> CHECK YOUR UNDERSTANDING
**a)** Decide whether each statement below agrees with the Cyber Resilience introduction. Answer yes or no for each, quoting the words of the text that settle it. (i) The text names Target and Yahoo as having suffered massive breaches. (ii) The text says cyber risk is plainly visible to most enterprises. (iii) UpGuard is called the first cyber resilience platform.
**b)** According to the Cyber Resilience introduction, at what website is the Cyber Resilience Team at UpGuard?
**c)** Copy the part of the Cyber Resilience introduction that opens with the words containing "Introducing: Cyber Resilience" and closes with "on internet-facing technology.".

··· GIVEN PASSAGE ···

Introducing: Cyber Resilience

Dan O'Sullivan
Cyber Resilience
Published in
3 min readMay 26, 2017

What We Do

Whether browsing the internet on a mobile device, or maintaining dozens of servers, we place trust in the security and integrity of the systems to which we are entrusting our most valuable data. With every decision we make to trust in such systems, we expose ourself a bit more to the risk that a breach might compromise this information. With every permission granted, every personal detail entered, you open yourself up a bit more to such a possibility. This is cyber risk: a fact of life in the world of today, endemic to any activity relying on internet-facing technology.

Yet the truth is that even as technology continues to improve and quicken, cyber risk is invisible to most enterprises taking on your privileged information. Unfortunately, in recent years, the only events that have meaningfully alerted the corporate and administrative worlds to the importance of cyber risk have been massive breaches of the sort suffered by retail giant Target or dying web portal Yahoo. A devastating, criminal compromising of sensitive data should not be the cost of doing business. Institutions should treat your personal information with the respect it demands; if they do not, they too will suffer the consequences.

In keeping with UpGuard’s utility as a cyber resilience platform giving full visibility into, and control over, IT systems, we know just how serious this problem can be. We’ve seen the problem firsthand. We have seen how cyber risk can afflict businesses and government agencies, exposing vulnerable people to harms that can last for decades. As the first cyber resilience platform, we want to help raise awareness of this critical issue in ways that are immediately relevant to the people affected by them.

But perhaps we can do more. Perhaps the best way to serve this public interest is by finding the breaches themselves. This website, and the work published here, seeks to aid that mission, as we find breaches where they live, helping to secure them and informing the public of how the most prominent institutions have succeeded or misstepped in achieving cyber resilience.

The most immediate and potentially consequential impact we can have is in finding exposed data before those with malicious intent do, alerting stakeholders to secure the information, and raising awareness of cyber risk as a critical issue with a broader audience. The exposures are out there, and unfortunately plentiful. By finding these breaches, the Cyber Resilience Team at UpGuard, here at CyberResilience.io, can demonstrate the supreme importance of securing the future of technology — one breach discovery at a time.

··· DATASET CONTENT ···

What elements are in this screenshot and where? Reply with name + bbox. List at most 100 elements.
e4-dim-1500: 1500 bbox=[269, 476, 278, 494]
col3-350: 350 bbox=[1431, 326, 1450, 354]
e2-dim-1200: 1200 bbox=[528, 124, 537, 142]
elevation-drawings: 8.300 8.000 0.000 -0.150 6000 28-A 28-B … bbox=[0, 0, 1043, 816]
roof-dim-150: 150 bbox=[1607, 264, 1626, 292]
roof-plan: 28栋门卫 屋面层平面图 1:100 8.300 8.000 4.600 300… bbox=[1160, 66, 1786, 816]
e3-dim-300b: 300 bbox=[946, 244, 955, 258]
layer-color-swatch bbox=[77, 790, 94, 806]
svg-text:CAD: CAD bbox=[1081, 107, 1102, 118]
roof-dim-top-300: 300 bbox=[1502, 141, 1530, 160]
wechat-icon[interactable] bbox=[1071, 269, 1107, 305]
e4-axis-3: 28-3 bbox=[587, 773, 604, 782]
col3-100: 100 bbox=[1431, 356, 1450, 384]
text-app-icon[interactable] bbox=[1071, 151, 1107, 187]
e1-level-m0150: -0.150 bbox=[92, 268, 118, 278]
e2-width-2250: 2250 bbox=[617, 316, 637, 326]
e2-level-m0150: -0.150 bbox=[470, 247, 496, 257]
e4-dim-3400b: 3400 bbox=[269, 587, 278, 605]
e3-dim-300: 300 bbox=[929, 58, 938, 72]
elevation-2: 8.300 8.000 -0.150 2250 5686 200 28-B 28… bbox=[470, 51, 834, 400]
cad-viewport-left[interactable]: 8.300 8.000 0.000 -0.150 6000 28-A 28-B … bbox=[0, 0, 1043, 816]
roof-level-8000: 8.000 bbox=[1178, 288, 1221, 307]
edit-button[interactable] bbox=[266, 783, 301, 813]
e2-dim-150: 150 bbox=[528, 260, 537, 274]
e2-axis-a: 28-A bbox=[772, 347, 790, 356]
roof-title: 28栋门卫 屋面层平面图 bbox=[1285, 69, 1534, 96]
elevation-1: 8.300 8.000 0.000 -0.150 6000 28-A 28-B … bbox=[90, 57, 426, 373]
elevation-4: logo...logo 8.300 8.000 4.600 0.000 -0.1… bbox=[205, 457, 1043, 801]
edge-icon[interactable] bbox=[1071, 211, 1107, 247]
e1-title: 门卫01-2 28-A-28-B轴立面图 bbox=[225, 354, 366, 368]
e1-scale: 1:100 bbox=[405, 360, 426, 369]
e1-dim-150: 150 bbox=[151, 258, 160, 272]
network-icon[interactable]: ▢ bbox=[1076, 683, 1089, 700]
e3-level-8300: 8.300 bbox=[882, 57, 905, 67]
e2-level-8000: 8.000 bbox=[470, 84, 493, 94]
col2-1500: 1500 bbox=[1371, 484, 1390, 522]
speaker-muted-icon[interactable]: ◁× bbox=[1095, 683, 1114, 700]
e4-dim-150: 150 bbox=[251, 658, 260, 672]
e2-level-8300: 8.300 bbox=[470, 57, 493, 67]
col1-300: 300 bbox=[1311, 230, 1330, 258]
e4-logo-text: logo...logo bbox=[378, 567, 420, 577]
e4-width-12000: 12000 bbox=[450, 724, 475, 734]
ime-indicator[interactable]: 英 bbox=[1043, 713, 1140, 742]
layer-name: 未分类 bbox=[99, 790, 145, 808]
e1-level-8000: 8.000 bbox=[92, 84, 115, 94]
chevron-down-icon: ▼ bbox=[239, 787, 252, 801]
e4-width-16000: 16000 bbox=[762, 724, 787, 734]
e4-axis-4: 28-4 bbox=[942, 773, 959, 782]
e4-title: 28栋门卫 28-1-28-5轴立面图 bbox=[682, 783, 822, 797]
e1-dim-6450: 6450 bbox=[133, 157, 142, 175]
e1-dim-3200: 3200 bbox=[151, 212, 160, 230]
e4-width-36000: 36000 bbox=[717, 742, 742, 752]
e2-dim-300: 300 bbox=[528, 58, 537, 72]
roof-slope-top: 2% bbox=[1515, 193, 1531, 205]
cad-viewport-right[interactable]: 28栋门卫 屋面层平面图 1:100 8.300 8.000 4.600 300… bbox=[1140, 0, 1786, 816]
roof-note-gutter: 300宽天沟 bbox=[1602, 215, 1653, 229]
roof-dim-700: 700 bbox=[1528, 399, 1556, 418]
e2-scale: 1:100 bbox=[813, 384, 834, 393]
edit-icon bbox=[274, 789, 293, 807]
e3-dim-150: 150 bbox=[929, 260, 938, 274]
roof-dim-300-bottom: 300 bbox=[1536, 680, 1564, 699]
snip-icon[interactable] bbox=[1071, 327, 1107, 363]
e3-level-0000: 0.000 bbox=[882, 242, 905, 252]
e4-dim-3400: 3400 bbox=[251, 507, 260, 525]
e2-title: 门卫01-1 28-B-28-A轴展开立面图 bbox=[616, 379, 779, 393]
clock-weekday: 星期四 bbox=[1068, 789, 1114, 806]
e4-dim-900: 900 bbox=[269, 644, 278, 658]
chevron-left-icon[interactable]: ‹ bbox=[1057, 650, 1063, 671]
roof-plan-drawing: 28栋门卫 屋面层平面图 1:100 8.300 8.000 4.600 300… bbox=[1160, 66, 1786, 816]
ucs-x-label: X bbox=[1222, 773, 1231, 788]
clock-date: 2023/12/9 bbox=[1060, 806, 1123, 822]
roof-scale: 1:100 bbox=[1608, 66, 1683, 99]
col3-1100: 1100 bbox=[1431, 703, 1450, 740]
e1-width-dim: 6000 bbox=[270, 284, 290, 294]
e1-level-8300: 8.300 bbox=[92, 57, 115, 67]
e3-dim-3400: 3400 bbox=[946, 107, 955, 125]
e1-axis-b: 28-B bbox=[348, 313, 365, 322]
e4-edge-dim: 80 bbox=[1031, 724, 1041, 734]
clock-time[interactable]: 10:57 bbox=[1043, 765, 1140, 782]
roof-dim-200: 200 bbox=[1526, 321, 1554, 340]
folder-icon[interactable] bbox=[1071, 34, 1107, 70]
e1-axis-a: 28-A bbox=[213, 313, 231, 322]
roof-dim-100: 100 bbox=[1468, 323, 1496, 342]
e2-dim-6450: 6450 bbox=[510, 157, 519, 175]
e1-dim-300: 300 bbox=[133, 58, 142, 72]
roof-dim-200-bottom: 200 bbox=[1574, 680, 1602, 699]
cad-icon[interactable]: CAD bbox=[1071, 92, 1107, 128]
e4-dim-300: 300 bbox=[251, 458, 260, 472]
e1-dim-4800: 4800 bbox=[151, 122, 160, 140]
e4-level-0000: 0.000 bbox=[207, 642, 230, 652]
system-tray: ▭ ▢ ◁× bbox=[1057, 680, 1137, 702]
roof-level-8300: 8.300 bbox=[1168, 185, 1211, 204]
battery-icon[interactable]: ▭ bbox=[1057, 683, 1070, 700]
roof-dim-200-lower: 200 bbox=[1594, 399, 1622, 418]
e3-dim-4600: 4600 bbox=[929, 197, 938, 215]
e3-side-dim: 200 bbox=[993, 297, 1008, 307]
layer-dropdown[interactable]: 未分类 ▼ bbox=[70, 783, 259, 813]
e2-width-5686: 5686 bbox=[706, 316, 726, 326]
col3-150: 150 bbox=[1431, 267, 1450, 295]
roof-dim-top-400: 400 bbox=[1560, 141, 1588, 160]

···

> SOLVED TASKS
**a)**
(i) Yes: "massive breaches of the sort suffered by retail giant Target or dying web portal Yahoo"
(ii) No: "cyber risk is invisible to most enterprises taking on your privileged information"
(iii) Yes: "As the first cyber resilience platform"

**b)** CyberResilience.io

**c)**
Introducing: Cyber Resilience

Dan O'Sullivan
Cyber Resilience
Published in
3 min readMay 26, 2017

What We Do

Whether browsing the internet on a mobile device, or maintaining dozens of servers, we place trust in the security and integrity of the systems to which we are entrusting our most valuable data. With every decision we make to trust in such systems, we expose ourself a bit more to the risk that a breach might compromise this information. With every permission granted, every personal detail entered, you open yourself up a bit more to such a possibility. This is cyber risk: a fact of life in the world of today, endemic to any activity relying on internet-facing technology.